§ **Set exercise**
Put each line from the entries below into a numbered list, skipping blank lines and leaving out the pictures.
***
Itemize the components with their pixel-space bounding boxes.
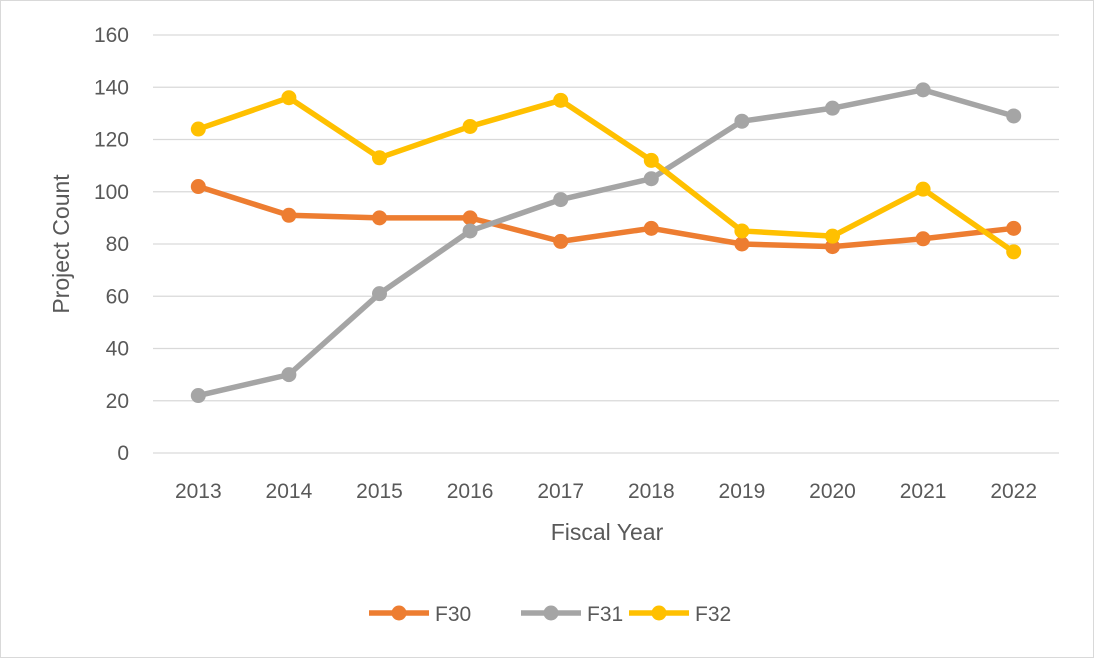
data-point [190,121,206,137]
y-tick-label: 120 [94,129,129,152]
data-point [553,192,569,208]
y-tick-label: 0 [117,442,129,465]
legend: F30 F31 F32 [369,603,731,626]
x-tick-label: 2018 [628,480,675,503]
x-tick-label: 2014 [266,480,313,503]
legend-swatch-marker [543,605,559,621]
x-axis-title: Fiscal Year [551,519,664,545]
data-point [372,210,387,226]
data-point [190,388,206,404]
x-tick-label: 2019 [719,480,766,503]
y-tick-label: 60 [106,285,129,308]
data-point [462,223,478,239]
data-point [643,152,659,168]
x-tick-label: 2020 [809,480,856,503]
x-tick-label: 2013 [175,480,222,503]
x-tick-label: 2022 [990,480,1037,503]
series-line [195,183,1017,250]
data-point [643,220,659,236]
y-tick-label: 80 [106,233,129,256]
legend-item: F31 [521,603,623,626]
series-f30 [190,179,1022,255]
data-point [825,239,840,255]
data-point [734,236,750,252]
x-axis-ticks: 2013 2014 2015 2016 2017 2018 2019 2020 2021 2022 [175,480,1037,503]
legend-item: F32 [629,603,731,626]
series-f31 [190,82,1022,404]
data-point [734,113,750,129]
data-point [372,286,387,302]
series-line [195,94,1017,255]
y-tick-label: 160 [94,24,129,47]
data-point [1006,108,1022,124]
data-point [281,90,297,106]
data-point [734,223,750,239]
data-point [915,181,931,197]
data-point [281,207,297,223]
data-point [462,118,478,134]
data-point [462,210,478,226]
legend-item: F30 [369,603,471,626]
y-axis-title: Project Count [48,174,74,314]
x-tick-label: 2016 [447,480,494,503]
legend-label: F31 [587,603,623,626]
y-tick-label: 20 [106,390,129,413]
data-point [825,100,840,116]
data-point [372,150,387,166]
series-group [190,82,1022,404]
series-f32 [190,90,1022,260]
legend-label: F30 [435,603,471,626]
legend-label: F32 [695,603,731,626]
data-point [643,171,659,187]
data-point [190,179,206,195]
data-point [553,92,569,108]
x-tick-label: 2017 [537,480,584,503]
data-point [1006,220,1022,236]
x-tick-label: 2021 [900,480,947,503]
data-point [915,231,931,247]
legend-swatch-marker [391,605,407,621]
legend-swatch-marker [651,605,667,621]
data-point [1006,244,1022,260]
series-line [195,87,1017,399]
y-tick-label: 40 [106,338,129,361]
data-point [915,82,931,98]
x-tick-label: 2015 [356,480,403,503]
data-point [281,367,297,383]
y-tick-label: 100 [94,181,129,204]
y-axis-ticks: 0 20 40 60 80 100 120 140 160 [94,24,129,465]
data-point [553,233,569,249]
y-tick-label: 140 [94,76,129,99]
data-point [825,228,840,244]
***
§ **The answer**
1. Itemize the components with their pixel-space bounding boxes.
2. data-point [190,121,206,137]
3. y-tick-label: 120 [94,129,129,152]
4. data-point [553,192,569,208]
5. y-tick-label: 0 [117,442,129,465]
6. legend: F30 F31 F32 [369,603,731,626]
7. x-tick-label: 2018 [628,480,675,503]
8. x-tick-label: 2014 [266,480,313,503]
9. legend-swatch-marker [543,605,559,621]
10. x-axis-title: Fiscal Year [551,519,664,545]
11. data-point [372,210,387,226]
12. data-point [190,388,206,404]
13. x-tick-label: 2019 [719,480,766,503]
14. y-tick-label: 60 [106,285,129,308]
15. data-point [462,223,478,239]
16. data-point [643,152,659,168]
17. x-tick-label: 2020 [809,480,856,503]
18. x-tick-label: 2013 [175,480,222,503]
19. x-tick-label: 2022 [990,480,1037,503]
20. series-line [195,183,1017,250]
21. data-point [643,220,659,236]
22. y-tick-label: 80 [106,233,129,256]
23. legend-item: F31 [521,603,623,626]
24. series-f30 [190,179,1022,255]
25. data-point [825,239,840,255]
26. data-point [734,236,750,252]
27. x-axis-ticks: 2013 2014 2015 2016 2017 2018 2019 2020 2021 2022 [175,480,1037,503]
28. legend-item: F32 [629,603,731,626]
29. series-f31 [190,82,1022,404]
30. data-point [734,113,750,129]
31. data-point [372,286,387,302]
32. series-line [195,94,1017,255]
33. y-tick-label: 160 [94,24,129,47]
34. data-point [1006,108,1022,124]
35. data-point [281,90,297,106]
36. data-point [734,223,750,239]
37. data-point [915,181,931,197]
38. data-point [281,207,297,223]
39. data-point [462,118,478,134]
40. data-point [462,210,478,226]
41. legend-item: F30 [369,603,471,626]
42. y-axis-title: Project Count [48,174,74,314]
43. x-tick-label: 2016 [447,480,494,503]
44. legend-label: F31 [587,603,623,626]
45. y-tick-label: 20 [106,390,129,413]
46. data-point [825,100,840,116]
47. data-point [372,150,387,166]
48. series-group [190,82,1022,404]
49. series-f32 [190,90,1022,260]
50. legend-label: F30 [435,603,471,626]
51. legend-label: F32 [695,603,731,626]
52. data-point [643,171,659,187]
53. data-point [190,179,206,195]
54. data-point [553,92,569,108]
55. x-tick-label: 2017 [537,480,584,503]
56. data-point [1006,220,1022,236]
57. x-tick-label: 2021 [900,480,947,503]
58. data-point [915,231,931,247]
59. legend-swatch-marker [391,605,407,621]
60. legend-swatch-marker [651,605,667,621]
61. data-point [1006,244,1022,260]
62. series-line [195,87,1017,399]
63. y-tick-label: 40 [106,338,129,361]
64. data-point [915,82,931,98]
65. x-tick-label: 2015 [356,480,403,503]
66. data-point [281,367,297,383]
67. y-tick-label: 100 [94,181,129,204]
68. y-axis-ticks: 0 20 40 60 80 100 120 140 160 [94,24,129,465]
69. data-point [553,233,569,249]
70. y-tick-label: 140 [94,76,129,99]
71. data-point [825,228,840,244]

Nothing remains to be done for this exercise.